--- Problem description ---
Copy out every record below, word for word.

--- Stored entries ---
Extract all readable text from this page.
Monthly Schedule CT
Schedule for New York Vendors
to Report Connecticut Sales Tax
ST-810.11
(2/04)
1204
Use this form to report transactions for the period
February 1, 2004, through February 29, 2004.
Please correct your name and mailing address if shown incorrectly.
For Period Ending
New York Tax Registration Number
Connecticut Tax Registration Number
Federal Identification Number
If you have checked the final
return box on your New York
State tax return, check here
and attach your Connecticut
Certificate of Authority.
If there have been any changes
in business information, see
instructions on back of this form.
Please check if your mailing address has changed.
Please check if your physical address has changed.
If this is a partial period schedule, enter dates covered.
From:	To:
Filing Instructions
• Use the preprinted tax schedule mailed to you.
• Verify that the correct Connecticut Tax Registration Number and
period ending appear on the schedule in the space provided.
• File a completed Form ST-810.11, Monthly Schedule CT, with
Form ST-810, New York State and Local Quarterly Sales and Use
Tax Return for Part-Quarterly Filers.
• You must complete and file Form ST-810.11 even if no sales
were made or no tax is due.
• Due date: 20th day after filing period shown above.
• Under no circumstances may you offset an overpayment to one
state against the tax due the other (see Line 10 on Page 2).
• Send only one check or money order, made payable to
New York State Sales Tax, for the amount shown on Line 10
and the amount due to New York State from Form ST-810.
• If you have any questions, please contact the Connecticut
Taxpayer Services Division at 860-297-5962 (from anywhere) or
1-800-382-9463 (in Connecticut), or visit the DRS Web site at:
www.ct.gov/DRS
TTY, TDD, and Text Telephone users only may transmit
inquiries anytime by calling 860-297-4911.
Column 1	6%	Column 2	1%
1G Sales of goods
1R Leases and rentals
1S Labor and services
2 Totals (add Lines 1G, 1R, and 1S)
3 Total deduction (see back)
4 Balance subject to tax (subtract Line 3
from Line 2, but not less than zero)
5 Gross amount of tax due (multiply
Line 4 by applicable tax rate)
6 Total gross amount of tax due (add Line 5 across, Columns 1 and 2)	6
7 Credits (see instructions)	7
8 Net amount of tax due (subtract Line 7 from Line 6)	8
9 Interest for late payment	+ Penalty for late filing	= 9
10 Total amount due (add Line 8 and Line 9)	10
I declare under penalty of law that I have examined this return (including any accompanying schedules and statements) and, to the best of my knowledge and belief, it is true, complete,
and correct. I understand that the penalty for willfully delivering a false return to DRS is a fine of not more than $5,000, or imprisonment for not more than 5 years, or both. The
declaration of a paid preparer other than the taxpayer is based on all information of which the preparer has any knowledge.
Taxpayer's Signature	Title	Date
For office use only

--- The result ---
Extract all readable text from this page.
Monthly Schedule CT
Schedule for New York Vendors
to Report Connecticut Sales Tax
ST-810.11
(2/04)
1204
Use this form to report transactions for the period
February 1, 2004, through February 29, 2004.
Please correct your name and mailing address if shown incorrectly.
For Period Ending
New York Tax Registration Number
Connecticut Tax Registration Number
Federal Identification Number
If you have checked the final
return box on your New York
State tax return, check here
and attach your Connecticut
Certificate of Authority.
If there have been any changes
in business information, see
instructions on back of this form.
Please check if your mailing address has changed.
Please check if your physical address has changed.
If this is a partial period schedule, enter dates covered.
From:	To:
Filing Instructions
• Use the preprinted tax schedule mailed to you.
• Verify that the correct Connecticut Tax Registration Number and
period ending appear on the schedule in the space provided.
• File a completed Form ST-810.11, Monthly Schedule CT, with
Form ST-810, New York State and Local Quarterly Sales and Use
Tax Return for Part-Quarterly Filers.
• You must complete and file Form ST-810.11 even if no sales
were made or no tax is due.
• Due date: 20th day after filing period shown above.
• Under no circumstances may you offset an overpayment to one
state against the tax due the other (see Line 10 on Page 2).
• Send only one check or money order, made payable to
New York State Sales Tax, for the amount shown on Line 10
and the amount due to New York State from Form ST-810.
• If you have any questions, please contact the Connecticut
Taxpayer Services Division at 860-297-5962 (from anywhere) or
1-800-382-9463 (in Connecticut), or visit the DRS Web site at:
www.ct.gov/DRS
TTY, TDD, and Text Telephone users only may transmit
inquiries anytime by calling 860-297-4911.
Column 1	6%	Column 2	1%
1G Sales of goods
1R Leases and rentals
1S Labor and services
2 Totals (add Lines 1G, 1R, and 1S)
3 Total deduction (see back)
4 Balance subject to tax (subtract Line 3
from Line 2, but not less than zero)
5 Gross amount of tax due (multiply
Line 4 by applicable tax rate)
6 Total gross amount of tax due (add Line 5 across, Columns 1 and 2)	6
7 Credits (see instructions)	7
8 Net amount of tax due (subtract Line 7 from Line 6)	8
9 Interest for late payment	+ Penalty for late filing	= 9
10 Total amount due (add Line 8 and Line 9)	10
I declare under penalty of law that I have examined this return (including any accompanying schedules and statements) and, to the best of my knowledge and belief, it is true, complete,
and correct. I understand that the penalty for willfully delivering a false return to DRS is a fine of not more than $5,000, or imprisonment for not more than 5 years, or both. The
declaration of a paid preparer other than the taxpayer is based on all information of which the preparer has any knowledge.
Taxpayer's Signature	Title	Date
For office use only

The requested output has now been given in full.